*Provided records:*
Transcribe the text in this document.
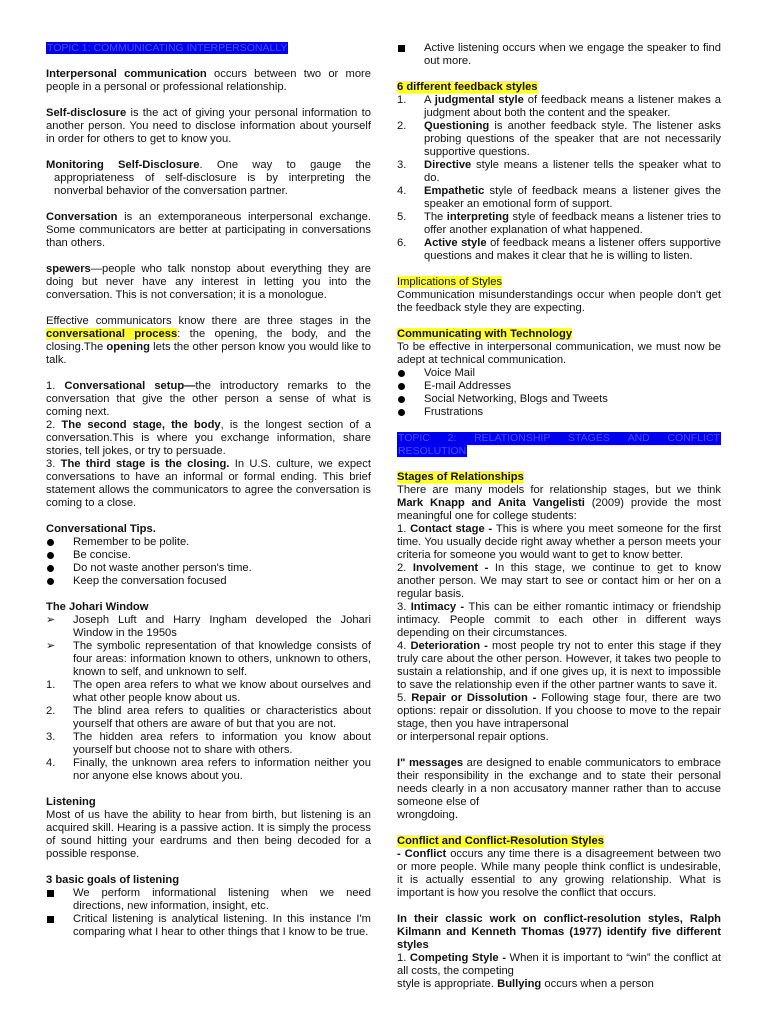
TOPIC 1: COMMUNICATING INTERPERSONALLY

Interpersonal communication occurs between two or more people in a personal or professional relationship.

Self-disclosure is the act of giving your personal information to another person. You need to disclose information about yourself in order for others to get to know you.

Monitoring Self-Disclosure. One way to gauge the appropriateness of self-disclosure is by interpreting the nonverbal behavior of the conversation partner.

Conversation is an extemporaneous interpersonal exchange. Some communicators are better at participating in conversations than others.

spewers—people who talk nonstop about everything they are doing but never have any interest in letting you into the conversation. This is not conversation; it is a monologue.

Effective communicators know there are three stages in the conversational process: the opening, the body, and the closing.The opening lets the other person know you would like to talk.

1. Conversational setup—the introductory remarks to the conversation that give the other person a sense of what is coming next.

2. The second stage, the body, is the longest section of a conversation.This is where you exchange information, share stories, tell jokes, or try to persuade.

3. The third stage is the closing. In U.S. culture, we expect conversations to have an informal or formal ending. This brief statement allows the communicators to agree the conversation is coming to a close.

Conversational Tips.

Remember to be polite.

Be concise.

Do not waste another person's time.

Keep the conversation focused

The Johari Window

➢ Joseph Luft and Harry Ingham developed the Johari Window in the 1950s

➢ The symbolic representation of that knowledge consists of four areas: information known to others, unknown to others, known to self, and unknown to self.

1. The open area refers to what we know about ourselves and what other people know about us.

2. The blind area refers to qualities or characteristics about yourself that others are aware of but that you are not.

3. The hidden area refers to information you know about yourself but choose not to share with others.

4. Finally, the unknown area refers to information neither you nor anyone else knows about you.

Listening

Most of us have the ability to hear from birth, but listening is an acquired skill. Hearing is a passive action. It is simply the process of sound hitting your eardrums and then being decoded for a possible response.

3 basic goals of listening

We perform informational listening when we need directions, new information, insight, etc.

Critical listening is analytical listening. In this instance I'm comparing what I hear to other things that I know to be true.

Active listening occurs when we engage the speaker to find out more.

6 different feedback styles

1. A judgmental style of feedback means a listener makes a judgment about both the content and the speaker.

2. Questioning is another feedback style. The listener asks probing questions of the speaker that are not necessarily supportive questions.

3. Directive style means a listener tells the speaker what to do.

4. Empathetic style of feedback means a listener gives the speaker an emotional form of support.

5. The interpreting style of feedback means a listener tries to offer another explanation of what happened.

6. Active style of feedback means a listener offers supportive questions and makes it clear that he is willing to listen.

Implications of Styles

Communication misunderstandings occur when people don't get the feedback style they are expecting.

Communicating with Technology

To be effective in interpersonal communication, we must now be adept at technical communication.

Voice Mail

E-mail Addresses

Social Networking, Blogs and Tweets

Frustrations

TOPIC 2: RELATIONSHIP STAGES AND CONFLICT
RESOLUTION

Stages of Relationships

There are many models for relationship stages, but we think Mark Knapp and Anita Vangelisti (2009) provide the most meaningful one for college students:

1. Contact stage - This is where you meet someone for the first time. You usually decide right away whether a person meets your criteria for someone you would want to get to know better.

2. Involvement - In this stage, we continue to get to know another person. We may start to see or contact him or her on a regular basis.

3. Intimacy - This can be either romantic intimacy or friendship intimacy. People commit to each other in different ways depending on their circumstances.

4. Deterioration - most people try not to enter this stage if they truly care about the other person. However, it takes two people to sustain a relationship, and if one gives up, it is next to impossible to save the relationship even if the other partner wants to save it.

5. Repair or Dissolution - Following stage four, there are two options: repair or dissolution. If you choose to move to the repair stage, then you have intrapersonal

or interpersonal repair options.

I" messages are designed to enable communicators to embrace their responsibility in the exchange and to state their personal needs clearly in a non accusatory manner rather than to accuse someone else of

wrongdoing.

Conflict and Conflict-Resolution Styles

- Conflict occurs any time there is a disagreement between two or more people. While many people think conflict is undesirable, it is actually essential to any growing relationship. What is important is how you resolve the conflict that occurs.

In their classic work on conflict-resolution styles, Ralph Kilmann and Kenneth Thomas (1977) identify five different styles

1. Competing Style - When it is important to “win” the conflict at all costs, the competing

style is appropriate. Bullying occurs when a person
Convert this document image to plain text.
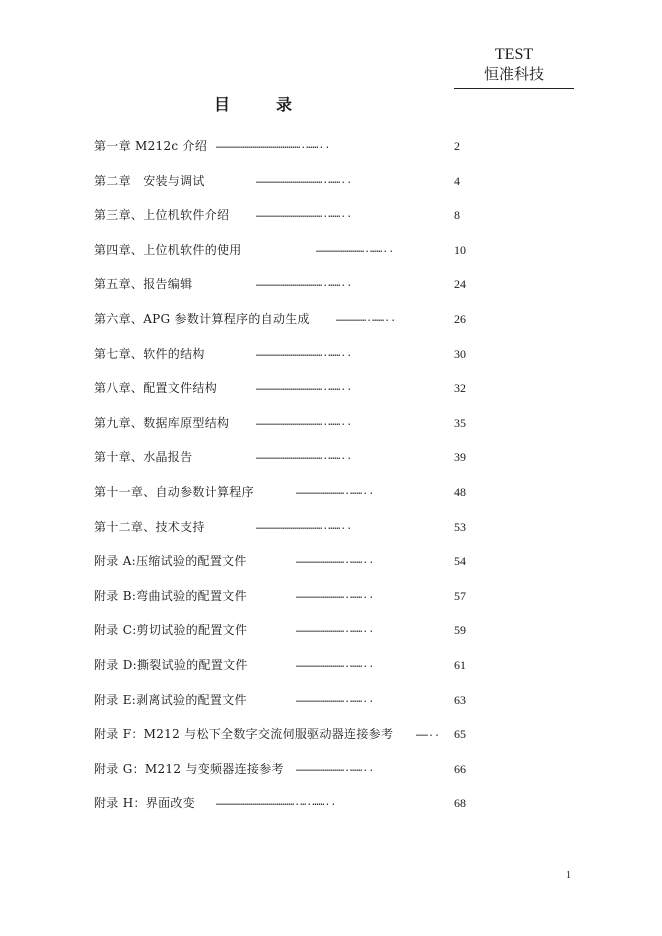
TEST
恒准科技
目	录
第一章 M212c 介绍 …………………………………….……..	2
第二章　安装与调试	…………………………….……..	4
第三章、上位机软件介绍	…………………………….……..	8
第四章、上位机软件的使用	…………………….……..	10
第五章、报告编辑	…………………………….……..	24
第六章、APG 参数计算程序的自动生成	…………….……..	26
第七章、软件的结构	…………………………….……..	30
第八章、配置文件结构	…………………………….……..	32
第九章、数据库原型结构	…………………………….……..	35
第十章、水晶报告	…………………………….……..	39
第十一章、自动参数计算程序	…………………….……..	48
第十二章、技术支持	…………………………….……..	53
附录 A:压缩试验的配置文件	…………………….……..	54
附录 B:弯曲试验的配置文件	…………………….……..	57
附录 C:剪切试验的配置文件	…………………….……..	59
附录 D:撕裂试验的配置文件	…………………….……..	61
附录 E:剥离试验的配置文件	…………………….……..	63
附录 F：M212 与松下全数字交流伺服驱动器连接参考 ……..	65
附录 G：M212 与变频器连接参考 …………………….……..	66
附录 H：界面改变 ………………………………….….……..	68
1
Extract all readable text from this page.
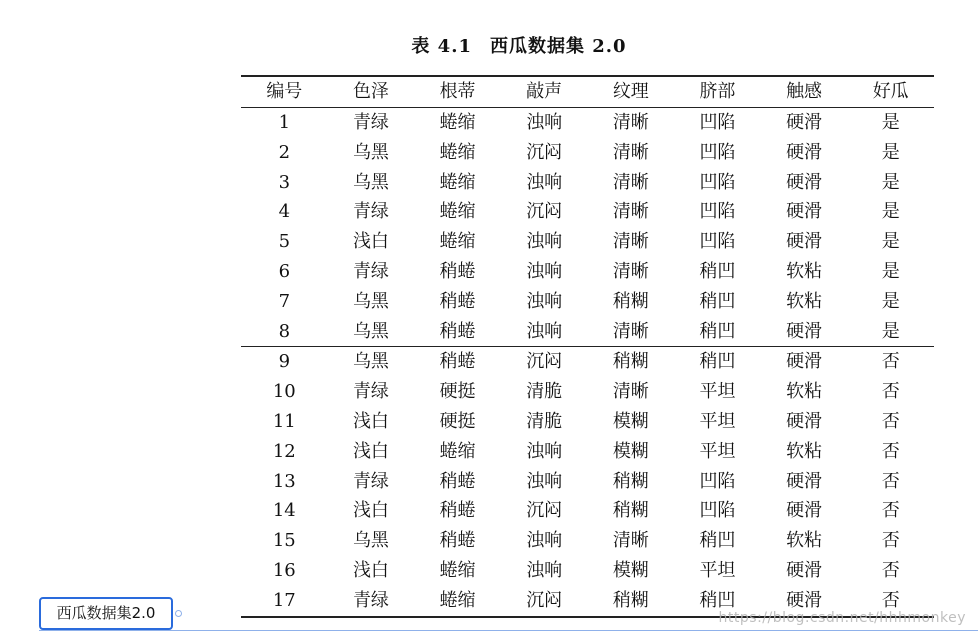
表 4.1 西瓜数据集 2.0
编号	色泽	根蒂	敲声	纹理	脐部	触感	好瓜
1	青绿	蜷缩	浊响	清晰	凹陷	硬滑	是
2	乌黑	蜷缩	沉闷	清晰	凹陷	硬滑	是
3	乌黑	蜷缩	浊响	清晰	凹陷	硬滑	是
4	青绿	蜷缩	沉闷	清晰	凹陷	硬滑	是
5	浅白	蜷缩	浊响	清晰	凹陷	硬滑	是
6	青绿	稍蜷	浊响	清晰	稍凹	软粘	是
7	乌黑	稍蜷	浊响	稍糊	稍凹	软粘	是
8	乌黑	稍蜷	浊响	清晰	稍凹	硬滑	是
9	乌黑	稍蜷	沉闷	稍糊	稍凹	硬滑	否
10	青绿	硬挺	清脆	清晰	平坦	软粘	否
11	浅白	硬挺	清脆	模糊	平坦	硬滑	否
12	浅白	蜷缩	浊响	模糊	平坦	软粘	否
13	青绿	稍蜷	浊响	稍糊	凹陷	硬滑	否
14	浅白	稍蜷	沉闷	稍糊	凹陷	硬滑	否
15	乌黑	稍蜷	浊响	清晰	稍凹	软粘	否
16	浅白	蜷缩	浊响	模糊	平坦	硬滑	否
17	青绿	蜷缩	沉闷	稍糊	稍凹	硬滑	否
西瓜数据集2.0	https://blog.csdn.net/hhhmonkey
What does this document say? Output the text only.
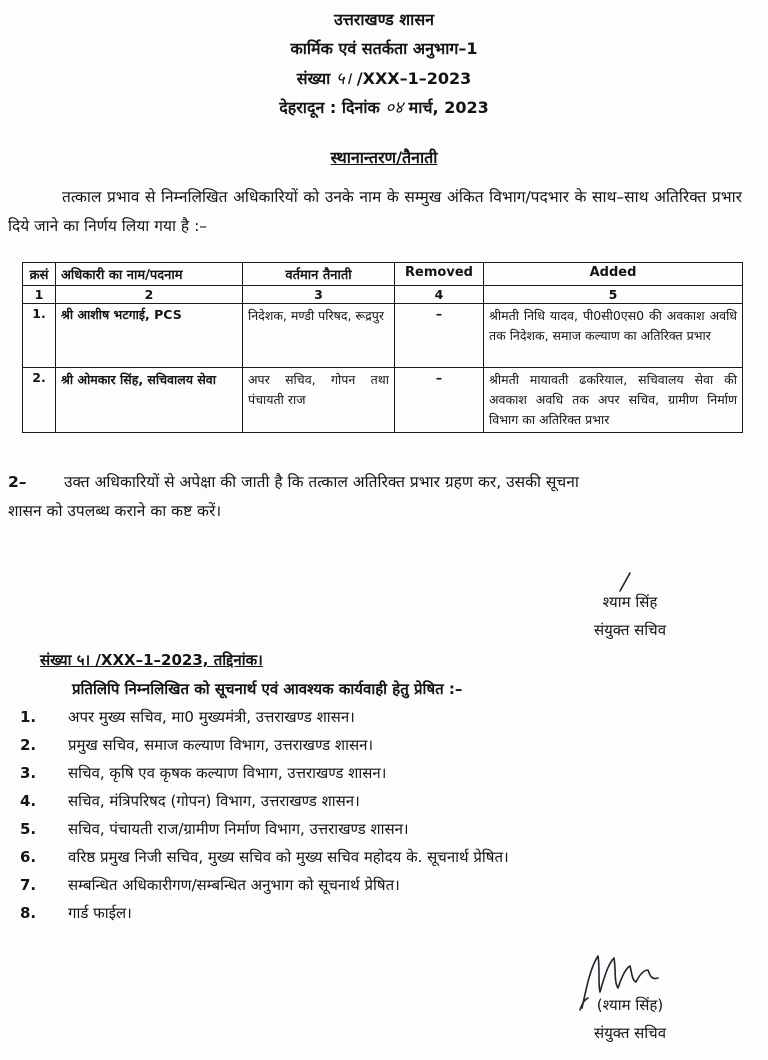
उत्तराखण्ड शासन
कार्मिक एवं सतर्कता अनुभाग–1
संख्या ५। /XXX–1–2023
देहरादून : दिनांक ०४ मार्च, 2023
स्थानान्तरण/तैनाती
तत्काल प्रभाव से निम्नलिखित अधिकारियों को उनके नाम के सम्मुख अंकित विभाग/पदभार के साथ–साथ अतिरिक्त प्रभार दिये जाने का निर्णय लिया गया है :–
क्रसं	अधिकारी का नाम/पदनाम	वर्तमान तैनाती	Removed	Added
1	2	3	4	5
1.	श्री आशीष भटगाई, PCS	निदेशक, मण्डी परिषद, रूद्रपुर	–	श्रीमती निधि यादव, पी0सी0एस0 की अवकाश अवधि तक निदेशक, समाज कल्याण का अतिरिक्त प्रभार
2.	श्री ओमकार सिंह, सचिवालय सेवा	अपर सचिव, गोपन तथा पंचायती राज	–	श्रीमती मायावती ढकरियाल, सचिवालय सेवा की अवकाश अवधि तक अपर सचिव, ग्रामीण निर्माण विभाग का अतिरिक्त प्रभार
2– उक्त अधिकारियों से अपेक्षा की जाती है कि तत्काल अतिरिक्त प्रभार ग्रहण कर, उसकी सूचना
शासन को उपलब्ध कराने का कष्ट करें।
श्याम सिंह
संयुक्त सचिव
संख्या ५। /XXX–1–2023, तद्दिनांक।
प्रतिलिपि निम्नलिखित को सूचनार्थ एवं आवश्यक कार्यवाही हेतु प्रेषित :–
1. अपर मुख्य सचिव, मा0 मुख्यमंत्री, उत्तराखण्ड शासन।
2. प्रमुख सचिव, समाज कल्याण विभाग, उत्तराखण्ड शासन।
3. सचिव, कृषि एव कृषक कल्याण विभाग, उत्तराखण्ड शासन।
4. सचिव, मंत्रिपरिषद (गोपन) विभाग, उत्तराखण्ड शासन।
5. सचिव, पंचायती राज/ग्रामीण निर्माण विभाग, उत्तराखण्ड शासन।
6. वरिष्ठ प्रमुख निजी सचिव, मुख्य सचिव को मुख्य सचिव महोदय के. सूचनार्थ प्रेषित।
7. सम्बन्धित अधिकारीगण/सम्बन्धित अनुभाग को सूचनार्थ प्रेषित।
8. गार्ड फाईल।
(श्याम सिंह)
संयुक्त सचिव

*Set problem:* Show all lines in the entries above where the string "else" appears.

*Finished task:*
4. Finally, the unknown area refers to information neither you nor anyone else knows about you.
I" messages are designed to enable communicators to embrace their responsibility in the exchange and to state their personal needs clearly in a non accusatory manner rather than to accuse someone else of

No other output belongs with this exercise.